Stored dataset items

##########

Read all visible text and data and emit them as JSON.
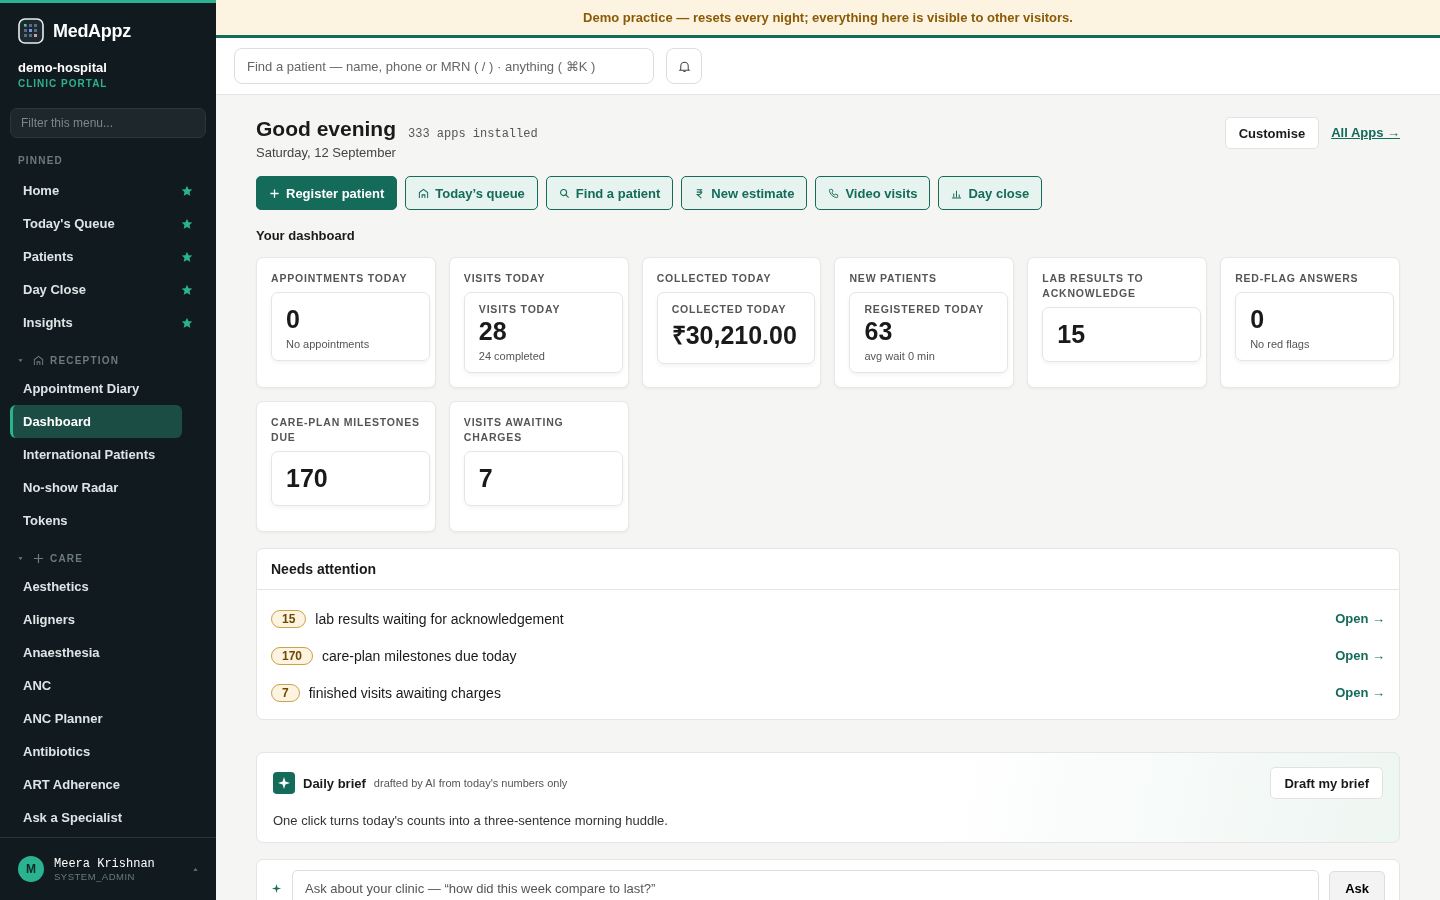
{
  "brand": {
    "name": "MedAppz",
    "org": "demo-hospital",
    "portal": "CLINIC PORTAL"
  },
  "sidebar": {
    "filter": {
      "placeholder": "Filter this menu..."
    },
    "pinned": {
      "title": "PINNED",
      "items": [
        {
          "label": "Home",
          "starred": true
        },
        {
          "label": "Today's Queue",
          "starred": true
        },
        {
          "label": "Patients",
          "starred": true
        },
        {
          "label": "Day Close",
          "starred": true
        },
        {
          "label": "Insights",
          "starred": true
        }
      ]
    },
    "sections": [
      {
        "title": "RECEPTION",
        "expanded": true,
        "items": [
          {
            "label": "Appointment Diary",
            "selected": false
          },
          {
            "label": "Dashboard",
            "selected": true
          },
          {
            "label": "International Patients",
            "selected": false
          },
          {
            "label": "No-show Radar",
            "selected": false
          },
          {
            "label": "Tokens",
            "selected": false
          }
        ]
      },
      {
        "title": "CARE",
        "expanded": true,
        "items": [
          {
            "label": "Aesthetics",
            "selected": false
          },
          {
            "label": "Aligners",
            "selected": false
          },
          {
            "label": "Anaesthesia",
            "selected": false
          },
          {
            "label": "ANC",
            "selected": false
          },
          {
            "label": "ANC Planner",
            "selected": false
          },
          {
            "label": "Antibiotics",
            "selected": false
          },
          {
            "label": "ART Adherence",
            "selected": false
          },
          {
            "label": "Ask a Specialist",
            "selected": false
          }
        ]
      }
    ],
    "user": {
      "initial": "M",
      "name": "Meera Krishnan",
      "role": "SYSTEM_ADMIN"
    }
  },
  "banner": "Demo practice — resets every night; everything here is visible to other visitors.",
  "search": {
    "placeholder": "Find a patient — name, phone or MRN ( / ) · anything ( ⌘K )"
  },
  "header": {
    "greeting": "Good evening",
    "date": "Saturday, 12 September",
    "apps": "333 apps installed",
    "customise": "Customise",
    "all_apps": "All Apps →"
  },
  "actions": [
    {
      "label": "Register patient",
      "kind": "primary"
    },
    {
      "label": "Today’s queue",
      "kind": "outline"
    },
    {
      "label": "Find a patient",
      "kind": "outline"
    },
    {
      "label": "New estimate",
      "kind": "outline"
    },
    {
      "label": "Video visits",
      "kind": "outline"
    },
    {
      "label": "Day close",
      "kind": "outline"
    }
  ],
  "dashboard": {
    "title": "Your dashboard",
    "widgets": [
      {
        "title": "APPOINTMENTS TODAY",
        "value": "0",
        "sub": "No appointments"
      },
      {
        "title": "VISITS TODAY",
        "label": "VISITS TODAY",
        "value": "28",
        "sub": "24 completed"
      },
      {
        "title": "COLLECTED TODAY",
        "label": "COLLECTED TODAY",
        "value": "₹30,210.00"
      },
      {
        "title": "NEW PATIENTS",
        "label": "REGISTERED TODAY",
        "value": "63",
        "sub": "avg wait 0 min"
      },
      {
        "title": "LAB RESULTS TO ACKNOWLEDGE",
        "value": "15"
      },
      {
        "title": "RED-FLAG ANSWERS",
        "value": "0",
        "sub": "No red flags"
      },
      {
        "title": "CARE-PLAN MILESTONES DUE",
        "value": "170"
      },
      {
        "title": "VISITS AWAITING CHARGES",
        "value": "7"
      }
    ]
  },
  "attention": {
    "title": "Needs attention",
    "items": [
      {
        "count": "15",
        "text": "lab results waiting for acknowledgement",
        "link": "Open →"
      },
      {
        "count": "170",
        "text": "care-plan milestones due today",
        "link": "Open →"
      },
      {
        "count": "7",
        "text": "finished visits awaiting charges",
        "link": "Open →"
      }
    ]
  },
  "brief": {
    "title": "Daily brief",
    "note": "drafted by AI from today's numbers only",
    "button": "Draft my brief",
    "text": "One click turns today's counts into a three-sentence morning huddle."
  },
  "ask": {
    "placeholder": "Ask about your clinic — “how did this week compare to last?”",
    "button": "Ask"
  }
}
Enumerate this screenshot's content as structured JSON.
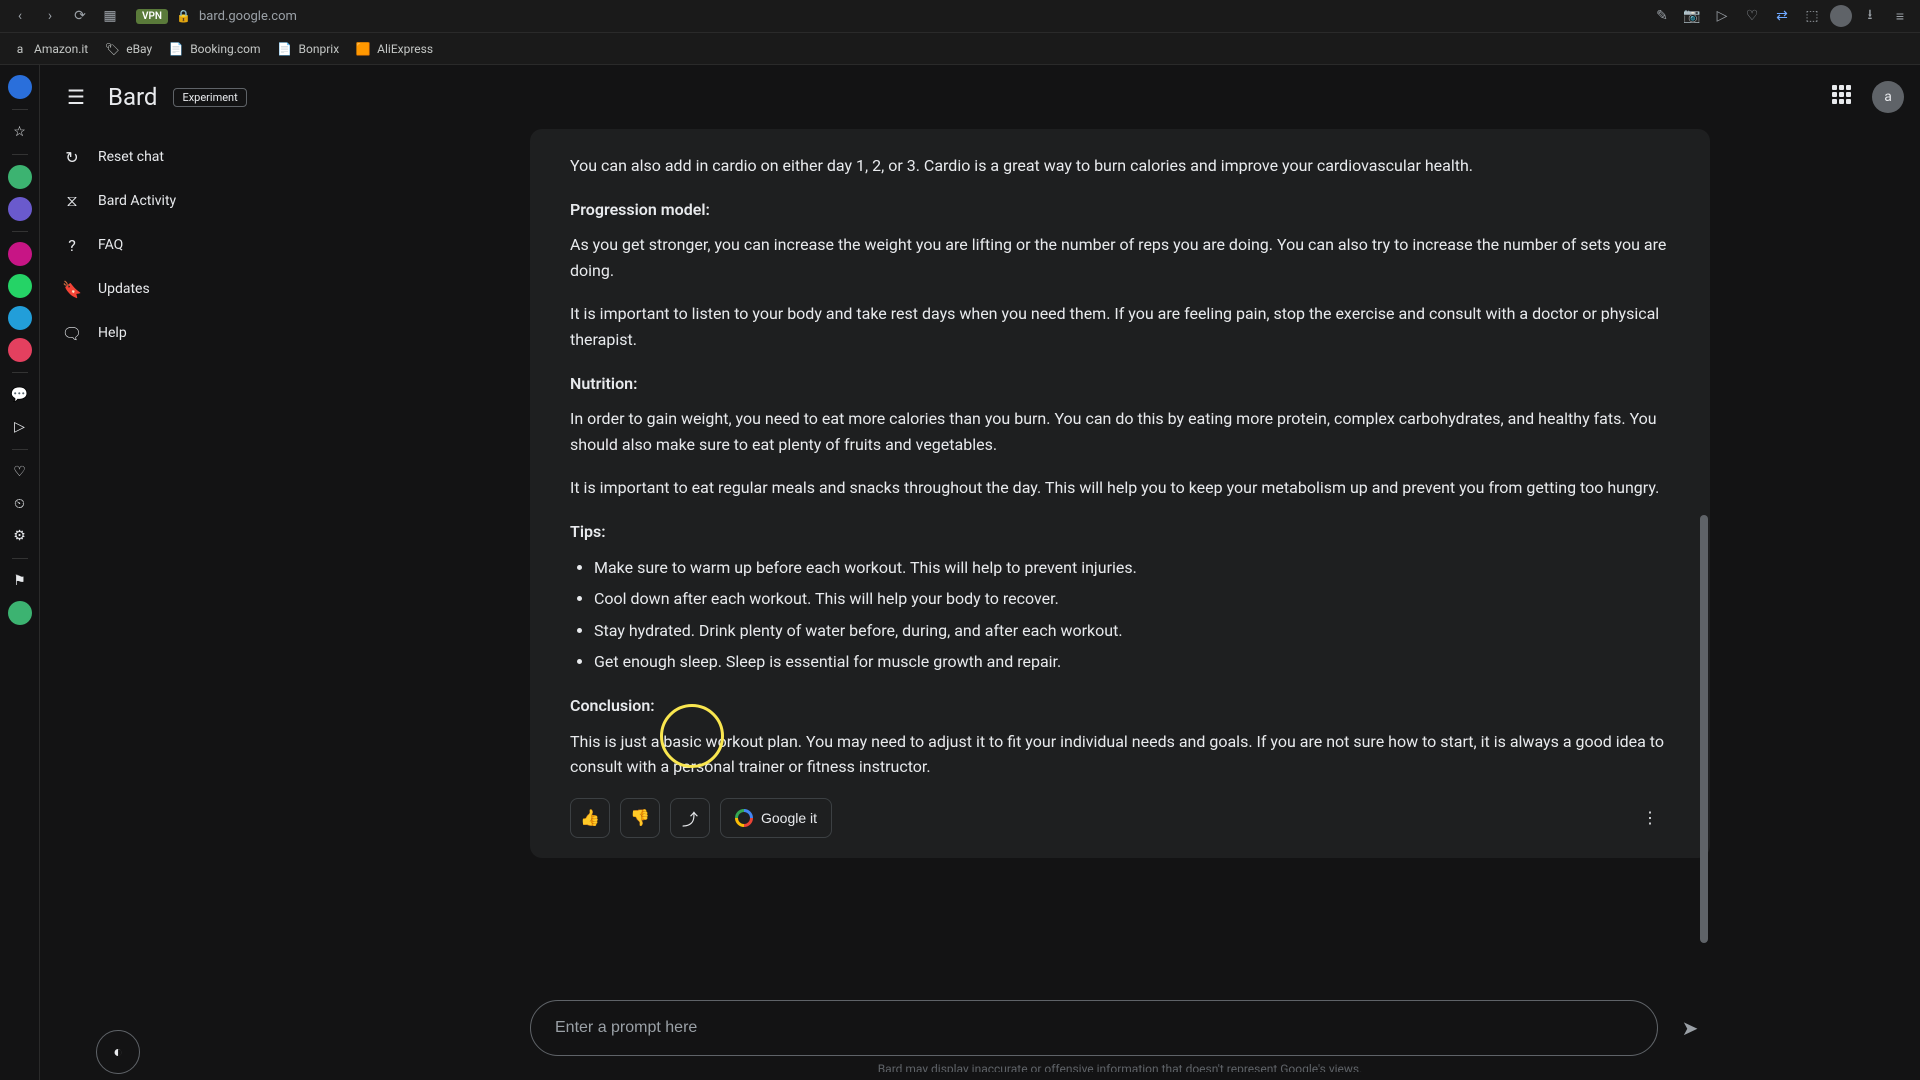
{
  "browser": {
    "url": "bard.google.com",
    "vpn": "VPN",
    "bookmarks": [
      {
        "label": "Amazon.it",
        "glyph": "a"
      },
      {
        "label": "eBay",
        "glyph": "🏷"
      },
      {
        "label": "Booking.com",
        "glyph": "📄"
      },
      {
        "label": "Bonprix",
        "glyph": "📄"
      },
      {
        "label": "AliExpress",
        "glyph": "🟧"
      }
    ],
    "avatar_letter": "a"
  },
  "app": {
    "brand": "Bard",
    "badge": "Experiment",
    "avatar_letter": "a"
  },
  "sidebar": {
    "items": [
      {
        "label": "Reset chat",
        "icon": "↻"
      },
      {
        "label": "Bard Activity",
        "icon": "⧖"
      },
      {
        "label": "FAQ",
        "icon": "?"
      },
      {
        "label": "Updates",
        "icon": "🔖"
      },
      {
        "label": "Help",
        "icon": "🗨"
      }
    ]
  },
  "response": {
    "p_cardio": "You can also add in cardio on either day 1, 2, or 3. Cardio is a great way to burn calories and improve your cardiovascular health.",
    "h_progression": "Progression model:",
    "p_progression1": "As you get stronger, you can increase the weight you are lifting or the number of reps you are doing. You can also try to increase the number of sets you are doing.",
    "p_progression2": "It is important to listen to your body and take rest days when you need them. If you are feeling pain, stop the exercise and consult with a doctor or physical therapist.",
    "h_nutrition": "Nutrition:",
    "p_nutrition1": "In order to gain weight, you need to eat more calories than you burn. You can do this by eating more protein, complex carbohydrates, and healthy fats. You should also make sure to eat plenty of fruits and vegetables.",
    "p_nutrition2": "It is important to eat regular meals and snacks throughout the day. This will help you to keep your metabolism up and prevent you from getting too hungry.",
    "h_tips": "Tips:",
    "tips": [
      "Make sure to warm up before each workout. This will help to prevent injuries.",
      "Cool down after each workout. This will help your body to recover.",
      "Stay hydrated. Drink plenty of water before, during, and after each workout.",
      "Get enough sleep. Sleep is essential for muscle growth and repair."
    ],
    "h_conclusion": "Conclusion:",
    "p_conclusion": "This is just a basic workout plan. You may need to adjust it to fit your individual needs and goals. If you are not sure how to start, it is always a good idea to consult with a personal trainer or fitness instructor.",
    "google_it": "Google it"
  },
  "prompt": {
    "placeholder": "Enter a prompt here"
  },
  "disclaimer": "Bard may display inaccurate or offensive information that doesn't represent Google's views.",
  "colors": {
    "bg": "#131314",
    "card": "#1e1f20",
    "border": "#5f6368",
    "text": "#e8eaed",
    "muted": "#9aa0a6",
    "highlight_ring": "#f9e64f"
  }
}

##########

▶ [Exercise prompt]: All of the data needs repeating exactly, but the pictures do not.

▶ [Answer for this exercise]:
Read all visible text and data and emit them as JSON.
{
  "brand": {
    "name": "MedAppz",
    "org": "demo-hospital",
    "portal": "CLINIC PORTAL"
  },
  "sidebar": {
    "filter": {
      "placeholder": "Filter this menu..."
    },
    "pinned": {
      "title": "PINNED",
      "items": [
        {
          "label": "Home",
          "starred": true
        },
        {
          "label": "Today's Queue",
          "starred": true
        },
        {
          "label": "Patients",
          "starred": true
        },
        {
          "label": "Day Close",
          "starred": true
        },
        {
          "label": "Insights",
          "starred": true
        }
      ]
    },
    "sections": [
      {
        "title": "RECEPTION",
        "expanded": true,
        "items": [
          {
            "label": "Appointment Diary",
            "selected": false
          },
          {
            "label": "Dashboard",
            "selected": true
          },
          {
            "label": "International Patients",
            "selected": false
          },
          {
            "label": "No-show Radar",
            "selected": false
          },
          {
            "label": "Tokens",
            "selected": false
          }
        ]
      },
      {
        "title": "CARE",
        "expanded": true,
        "items": [
          {
            "label": "Aesthetics",
            "selected": false
          },
          {
            "label": "Aligners",
            "selected": false
          },
          {
            "label": "Anaesthesia",
            "selected": false
          },
          {
            "label": "ANC",
            "selected": false
          },
          {
            "label": "ANC Planner",
            "selected": false
          },
          {
            "label": "Antibiotics",
            "selected": false
          },
          {
            "label": "ART Adherence",
            "selected": false
          },
          {
            "label": "Ask a Specialist",
            "selected": false
          }
        ]
      }
    ],
    "user": {
      "initial": "M",
      "name": "Meera Krishnan",
      "role": "SYSTEM_ADMIN"
    }
  },
  "banner": "Demo practice — resets every night; everything here is visible to other visitors.",
  "search": {
    "placeholder": "Find a patient — name, phone or MRN ( / ) · anything ( ⌘K )"
  },
  "header": {
    "greeting": "Good evening",
    "date": "Saturday, 12 September",
    "apps": "333 apps installed",
    "customise": "Customise",
    "all_apps": "All Apps →"
  },
  "actions": [
    {
      "label": "Register patient",
      "kind": "primary"
    },
    {
      "label": "Today’s queue",
      "kind": "outline"
    },
    {
      "label": "Find a patient",
      "kind": "outline"
    },
    {
      "label": "New estimate",
      "kind": "outline"
    },
    {
      "label": "Video visits",
      "kind": "outline"
    },
    {
      "label": "Day close",
      "kind": "outline"
    }
  ],
  "dashboard": {
    "title": "Your dashboard",
    "widgets": [
      {
        "title": "APPOINTMENTS TODAY",
        "value": "0",
        "sub": "No appointments"
      },
      {
        "title": "VISITS TODAY",
        "label": "VISITS TODAY",
        "value": "28",
        "sub": "24 completed"
      },
      {
        "title": "COLLECTED TODAY",
        "label": "COLLECTED TODAY",
        "value": "₹30,210.00"
      },
      {
        "title": "NEW PATIENTS",
        "label": "REGISTERED TODAY",
        "value": "63",
        "sub": "avg wait 0 min"
      },
      {
        "title": "LAB RESULTS TO ACKNOWLEDGE",
        "value": "15"
      },
      {
        "title": "RED-FLAG ANSWERS",
        "value": "0",
        "sub": "No red flags"
      },
      {
        "title": "CARE-PLAN MILESTONES DUE",
        "value": "170"
      },
      {
        "title": "VISITS AWAITING CHARGES",
        "value": "7"
      }
    ]
  },
  "attention": {
    "title": "Needs attention",
    "items": [
      {
        "count": "15",
        "text": "lab results waiting for acknowledgement",
        "link": "Open →"
      },
      {
        "count": "170",
        "text": "care-plan milestones due today",
        "link": "Open →"
      },
      {
        "count": "7",
        "text": "finished visits awaiting charges",
        "link": "Open →"
      }
    ]
  },
  "brief": {
    "title": "Daily brief",
    "note": "drafted by AI from today's numbers only",
    "button": "Draft my brief",
    "text": "One click turns today's counts into a three-sentence morning huddle."
  },
  "ask": {
    "placeholder": "Ask about your clinic — “how did this week compare to last?”",
    "button": "Ask"
  }
}
Enumerate this screenshot's content as structured JSON.
{
  "browser": {
    "url": "bard.google.com",
    "vpn": "VPN",
    "bookmarks": [
      {
        "label": "Amazon.it",
        "glyph": "a"
      },
      {
        "label": "eBay",
        "glyph": "🏷"
      },
      {
        "label": "Booking.com",
        "glyph": "📄"
      },
      {
        "label": "Bonprix",
        "glyph": "📄"
      },
      {
        "label": "AliExpress",
        "glyph": "🟧"
      }
    ],
    "avatar_letter": "a"
  },
  "app": {
    "brand": "Bard",
    "badge": "Experiment",
    "avatar_letter": "a"
  },
  "sidebar": {
    "items": [
      {
        "label": "Reset chat",
        "icon": "↻"
      },
      {
        "label": "Bard Activity",
        "icon": "⧖"
      },
      {
        "label": "FAQ",
        "icon": "?"
      },
      {
        "label": "Updates",
        "icon": "🔖"
      },
      {
        "label": "Help",
        "icon": "🗨"
      }
    ]
  },
  "response": {
    "p_cardio": "You can also add in cardio on either day 1, 2, or 3. Cardio is a great way to burn calories and improve your cardiovascular health.",
    "h_progression": "Progression model:",
    "p_progression1": "As you get stronger, you can increase the weight you are lifting or the number of reps you are doing. You can also try to increase the number of sets you are doing.",
    "p_progression2": "It is important to listen to your body and take rest days when you need them. If you are feeling pain, stop the exercise and consult with a doctor or physical therapist.",
    "h_nutrition": "Nutrition:",
    "p_nutrition1": "In order to gain weight, you need to eat more calories than you burn. You can do this by eating more protein, complex carbohydrates, and healthy fats. You should also make sure to eat plenty of fruits and vegetables.",
    "p_nutrition2": "It is important to eat regular meals and snacks throughout the day. This will help you to keep your metabolism up and prevent you from getting too hungry.",
    "h_tips": "Tips:",
    "tips": [
      "Make sure to warm up before each workout. This will help to prevent injuries.",
      "Cool down after each workout. This will help your body to recover.",
      "Stay hydrated. Drink plenty of water before, during, and after each workout.",
      "Get enough sleep. Sleep is essential for muscle growth and repair."
    ],
    "h_conclusion": "Conclusion:",
    "p_conclusion": "This is just a basic workout plan. You may need to adjust it to fit your individual needs and goals. If you are not sure how to start, it is always a good idea to consult with a personal trainer or fitness instructor.",
    "google_it": "Google it"
  },
  "prompt": {
    "placeholder": "Enter a prompt here"
  },
  "disclaimer": "Bard may display inaccurate or offensive information that doesn't represent Google's views.",
  "colors": {
    "bg": "#131314",
    "card": "#1e1f20",
    "border": "#5f6368",
    "text": "#e8eaed",
    "muted": "#9aa0a6",
    "highlight_ring": "#f9e64f"
  }
}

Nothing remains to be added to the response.